_EXERCISE DETAILS_
Copy everything in the data below exactly except the pictures.

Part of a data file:

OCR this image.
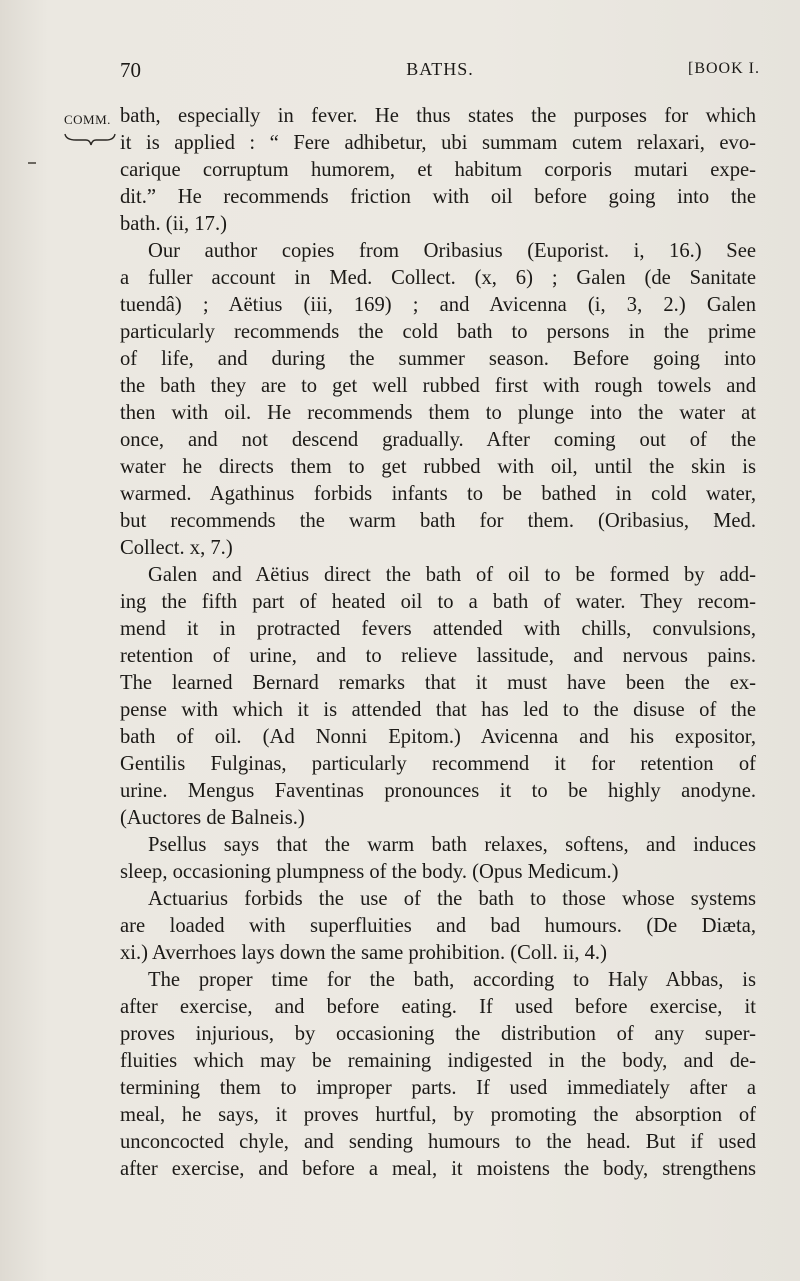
70	BATHS.	[BOOK I.
COMM. bath, especially in fever. He thus states the purposes for which
it is applied : “ Fere adhibetur, ubi summam cutem relaxari, evo-
carique corruptum humorem, et habitum corporis mutari expe-
dit.” He recommends friction with oil before going into the
bath. (ii, 17.)
Our author copies from Oribasius (Euporist. i, 16.) See
a fuller account in Med. Collect. (x, 6) ; Galen (de Sanitate
tuendâ) ; Aëtius (iii, 169) ; and Avicenna (i, 3, 2.) Galen
particularly recommends the cold bath to persons in the prime
of life, and during the summer season. Before going into
the bath they are to get well rubbed first with rough towels and
then with oil. He recommends them to plunge into the water at
once, and not descend gradually. After coming out of the
water he directs them to get rubbed with oil, until the skin is
warmed. Agathinus forbids infants to be bathed in cold water,
but recommends the warm bath for them. (Oribasius, Med.
Collect. x, 7.)
Galen and Aëtius direct the bath of oil to be formed by add-
ing the fifth part of heated oil to a bath of water. They recom-
mend it in protracted fevers attended with chills, convulsions,
retention of urine, and to relieve lassitude, and nervous pains.
The learned Bernard remarks that it must have been the ex-
pense with which it is attended that has led to the disuse of the
bath of oil. (Ad Nonni Epitom.) Avicenna and his expositor,
Gentilis Fulginas, particularly recommend it for retention of
urine. Mengus Faventinas pronounces it to be highly anodyne.
(Auctores de Balneis.)
Psellus says that the warm bath relaxes, softens, and induces
sleep, occasioning plumpness of the body. (Opus Medicum.)
Actuarius forbids the use of the bath to those whose systems
are loaded with superfluities and bad humours. (De Diæta,
xi.) Averrhoes lays down the same prohibition. (Coll. ii, 4.)
The proper time for the bath, according to Haly Abbas, is
after exercise, and before eating. If used before exercise, it
proves injurious, by occasioning the distribution of any super-
fluities which may be remaining indigested in the body, and de-
termining them to improper parts. If used immediately after a
meal, he says, it proves hurtful, by promoting the absorption of
unconcocted chyle, and sending humours to the head. But if used
after exercise, and before a meal, it moistens the body, strengthens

_SOLUTION TO THE EXERCISE_
OCR this image.
70	BATHS.	[BOOK I.
COMM. bath, especially in fever. He thus states the purposes for which
it is applied : “ Fere adhibetur, ubi summam cutem relaxari, evo-
carique corruptum humorem, et habitum corporis mutari expe-
dit.” He recommends friction with oil before going into the
bath. (ii, 17.)
Our author copies from Oribasius (Euporist. i, 16.) See
a fuller account in Med. Collect. (x, 6) ; Galen (de Sanitate
tuendâ) ; Aëtius (iii, 169) ; and Avicenna (i, 3, 2.) Galen
particularly recommends the cold bath to persons in the prime
of life, and during the summer season. Before going into
the bath they are to get well rubbed first with rough towels and
then with oil. He recommends them to plunge into the water at
once, and not descend gradually. After coming out of the
water he directs them to get rubbed with oil, until the skin is
warmed. Agathinus forbids infants to be bathed in cold water,
but recommends the warm bath for them. (Oribasius, Med.
Collect. x, 7.)
Galen and Aëtius direct the bath of oil to be formed by add-
ing the fifth part of heated oil to a bath of water. They recom-
mend it in protracted fevers attended with chills, convulsions,
retention of urine, and to relieve lassitude, and nervous pains.
The learned Bernard remarks that it must have been the ex-
pense with which it is attended that has led to the disuse of the
bath of oil. (Ad Nonni Epitom.) Avicenna and his expositor,
Gentilis Fulginas, particularly recommend it for retention of
urine. Mengus Faventinas pronounces it to be highly anodyne.
(Auctores de Balneis.)
Psellus says that the warm bath relaxes, softens, and induces
sleep, occasioning plumpness of the body. (Opus Medicum.)
Actuarius forbids the use of the bath to those whose systems
are loaded with superfluities and bad humours. (De Diæta,
xi.) Averrhoes lays down the same prohibition. (Coll. ii, 4.)
The proper time for the bath, according to Haly Abbas, is
after exercise, and before eating. If used before exercise, it
proves injurious, by occasioning the distribution of any super-
fluities which may be remaining indigested in the body, and de-
termining them to improper parts. If used immediately after a
meal, he says, it proves hurtful, by promoting the absorption of
unconcocted chyle, and sending humours to the head. But if used
after exercise, and before a meal, it moistens the body, strengthens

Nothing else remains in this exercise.